→ **YOUR INSTRUCTIONS**: Of the lines in this listing, how many contain the word "Turkey"? Give the number and nothing else.

→ **MATERIAL SHOWN**:
□ □ □

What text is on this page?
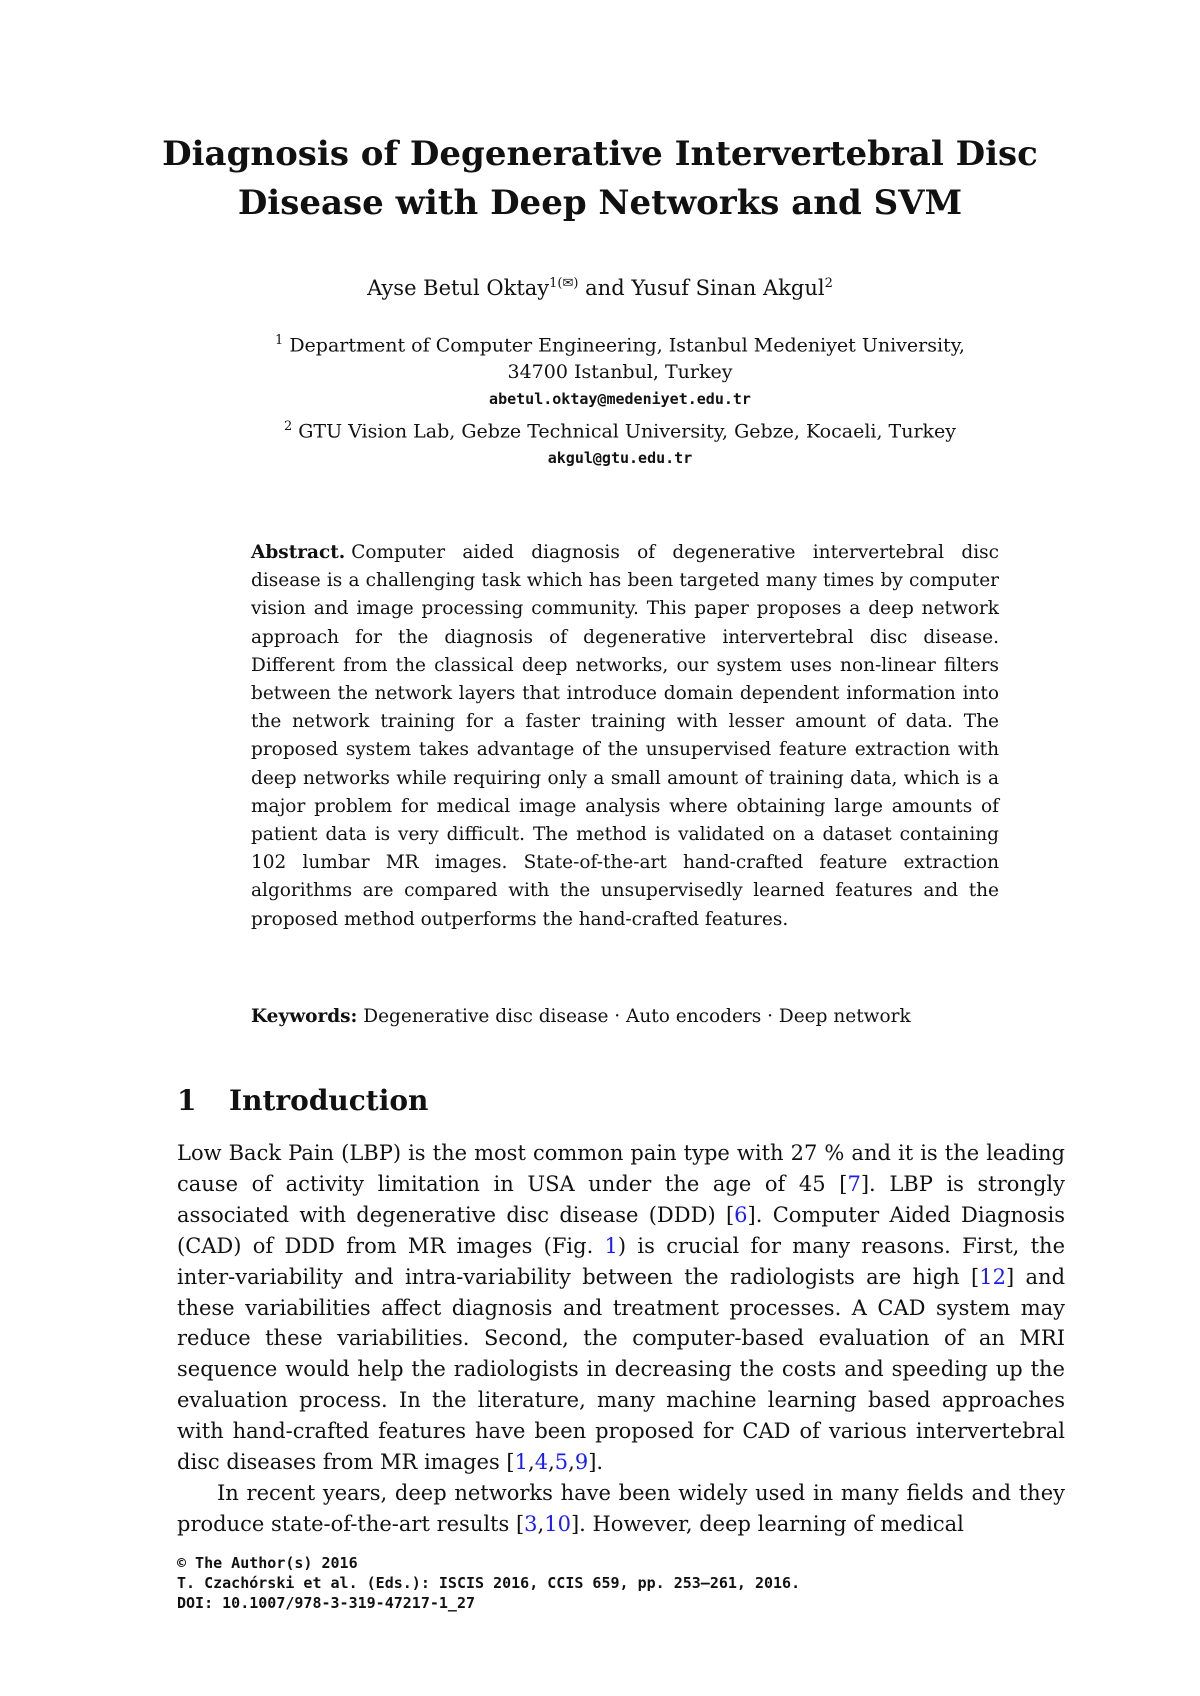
Diagnosis of Degenerative Intervertebral Disc
Disease with Deep Networks and SVM
Ayse Betul Oktay$^{1(✉)}$ and Yusuf Sinan Akgul$^2$
$^1$ Department of Computer Engineering, Istanbul Medeniyet University,
34700 Istanbul, Turkey
abetul.oktay@medeniyet.edu.tr
$^2$ GTU Vision Lab, Gebze Technical University, Gebze, Kocaeli, Turkey
akgul@gtu.edu.tr
Abstract. Computer aided diagnosis of degenerative intervertebral disc disease is a challenging task which has been targeted many times by computer vision and image processing community. This paper proposes a deep network approach for the diagnosis of degenerative intervertebral disc disease. Different from the classical deep networks, our system uses non-linear filters between the network layers that introduce domain dependent information into the network training for a faster training with lesser amount of data. The proposed system takes advantage of the unsupervised feature extraction with deep networks while requiring only a small amount of training data, which is a major problem for medical image analysis where obtaining large amounts of patient data is very difficult. The method is validated on a dataset containing 102 lumbar MR images. State-of-the-art hand-crafted feature extraction algorithms are compared with the unsupervisedly learned features and the proposed method outperforms the hand-crafted features.
Keywords: Degenerative disc disease · Auto encoders · Deep network
1 Introduction

Low Back Pain (LBP) is the most common pain type with 27 % and it is the leading cause of activity limitation in USA under the age of 45 [7]. LBP is strongly associated with degenerative disc disease (DDD) [6]. Computer Aided Diagnosis (CAD) of DDD from MR images (Fig. 1) is crucial for many reasons. First, the inter-variability and intra-variability between the radiologists are high [12] and these variabilities affect diagnosis and treatment processes. A CAD system may reduce these variabilities. Second, the computer-based evaluation of an MRI sequence would help the radiologists in decreasing the costs and speeding up the evaluation process. In the literature, many machine learning based approaches with hand-crafted features have been proposed for CAD of various intervertebral disc diseases from MR images [1,4,5,9].

In recent years, deep networks have been widely used in many fields and they produce state-of-the-art results [3,10]. However, deep learning of medical

© The Author(s) 2016
T. Czachórski et al. (Eds.): ISCIS 2016, CCIS 659, pp. 253–261, 2016.
DOI: 10.1007/978-3-319-47217-1_27
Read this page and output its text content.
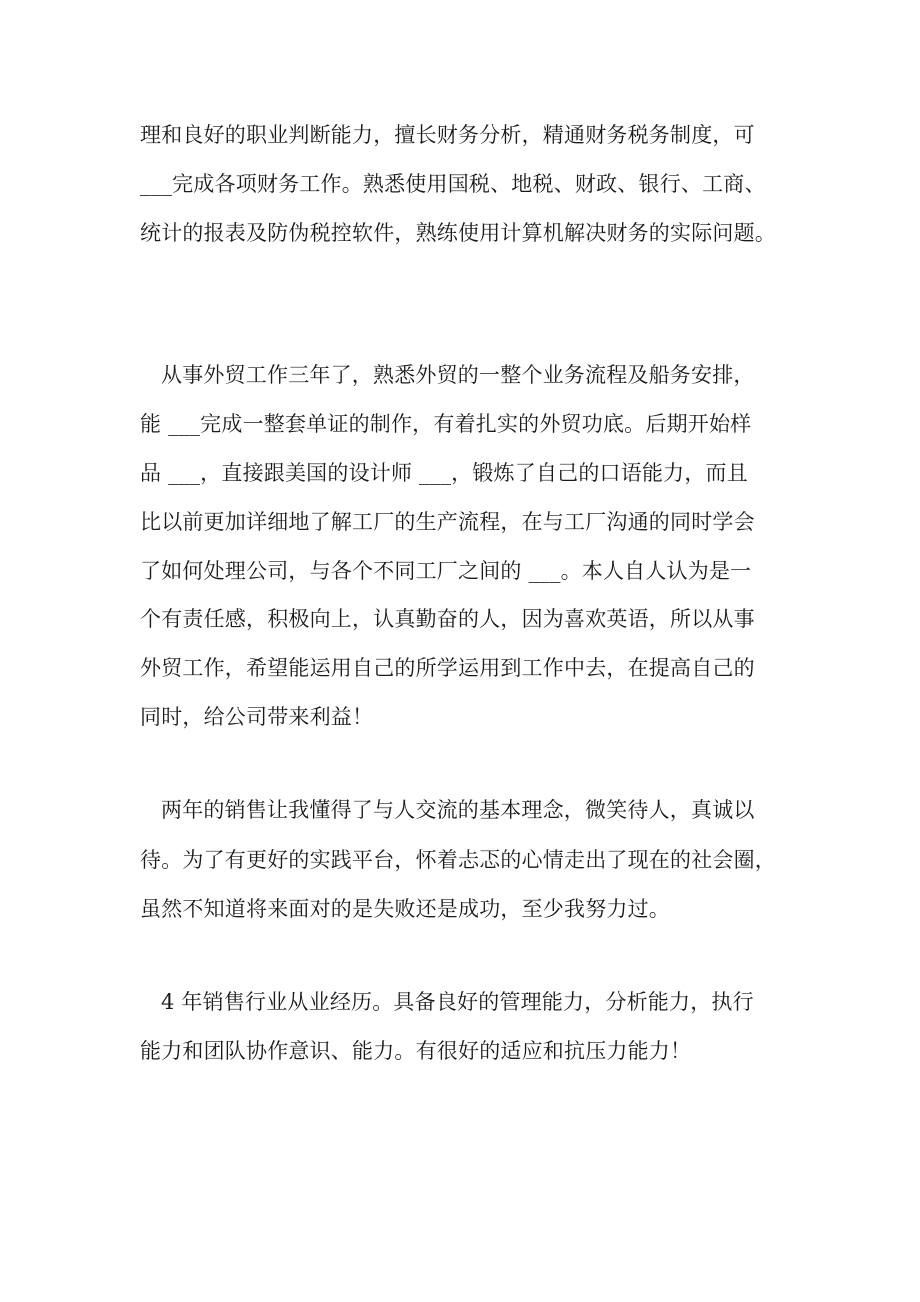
理和良好的职业判断能力，擅长财务分析，精通财务税务制度，可
___完成各项财务工作。熟悉使用国税、地税、财政、银行、工商、
统计的报表及防伪税控软件，熟练使用计算机解决财务的实际问题。
从事外贸工作三年了，熟悉外贸的一整个业务流程及船务安排，
能 ___完成一整套单证的制作，有着扎实的外贸功底。后期开始样
品 ___，直接跟美国的设计师 ___，锻炼了自己的口语能力，而且
比以前更加详细地了解工厂的生产流程，在与工厂沟通的同时学会
了如何处理公司，与各个不同工厂之间的 ___。本人自人认为是一
个有责任感，积极向上，认真勤奋的人，因为喜欢英语，所以从事
外贸工作，希望能运用自己的所学运用到工作中去，在提高自己的
同时，给公司带来利益！
两年的销售让我懂得了与人交流的基本理念，微笑待人，真诚以
待。为了有更好的实践平台，怀着忐忑的心情走出了现在的社会圈，
虽然不知道将来面对的是失败还是成功，至少我努力过。
4 年销售行业从业经历。具备良好的管理能力，分析能力，执行
能力和团队协作意识、能力。有很好的适应和抗压力能力！
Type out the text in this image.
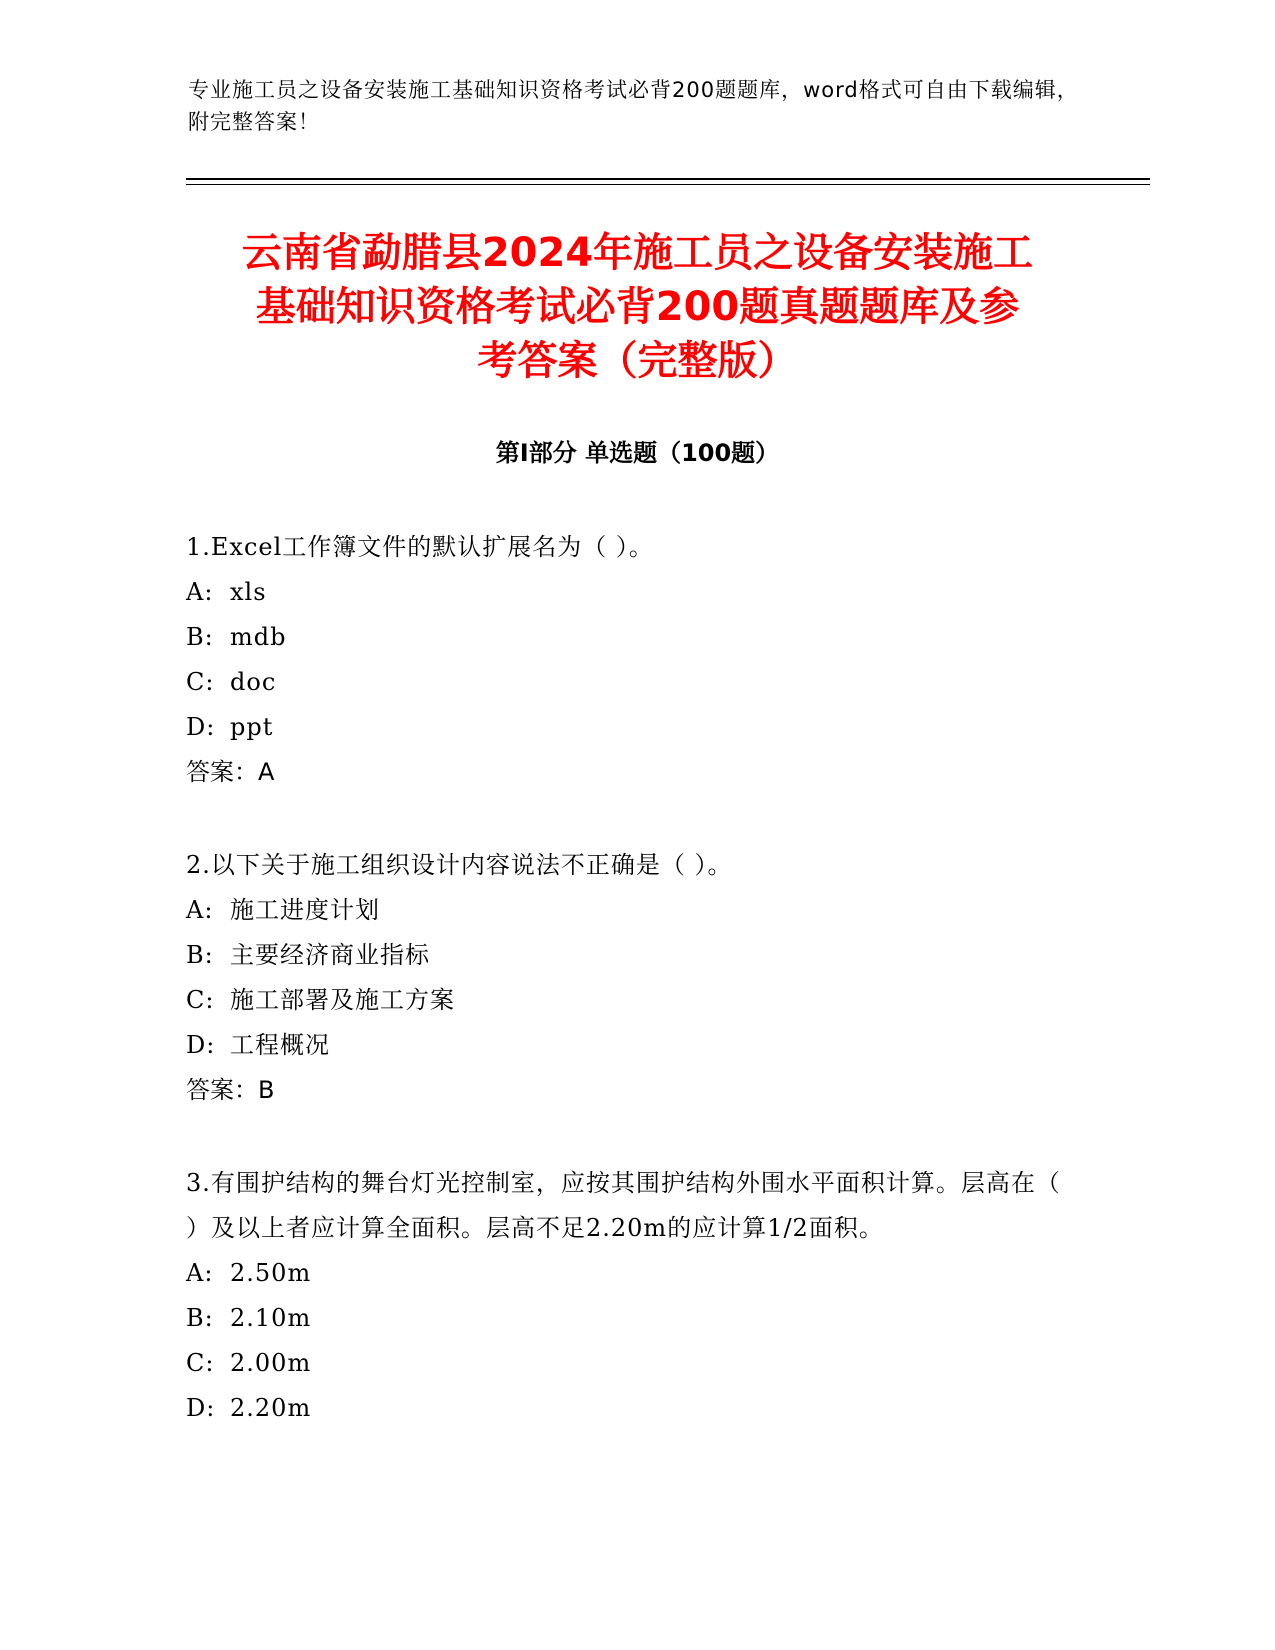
专业施工员之设备安装施工基础知识资格考试必背200题题库，word格式可自由下载编辑，附完整答案！
云南省勐腊县2024年施工员之设备安装施工
基础知识资格考试必背200题真题题库及参
考答案（完整版）
第Ⅰ部分 单选题（100题）
1.Excel工作簿文件的默认扩展名为（ ）。
A: xls
B: mdb
C: doc
D: ppt
答案：A
2.以下关于施工组织设计内容说法不正确是（ ）。
A: 施工进度计划
B: 主要经济商业指标
C: 施工部署及施工方案
D: 工程概况
答案：B
3.有围护结构的舞台灯光控制室，应按其围护结构外围水平面积计算。层高在（ ）及以上者应计算全面积。层高不足2.20m的应计算1/2面积。
A: 2.50m
B: 2.10m
C: 2.00m
D: 2.20m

□ □ □

→ **RESPONSE TO THIS TASK**: 2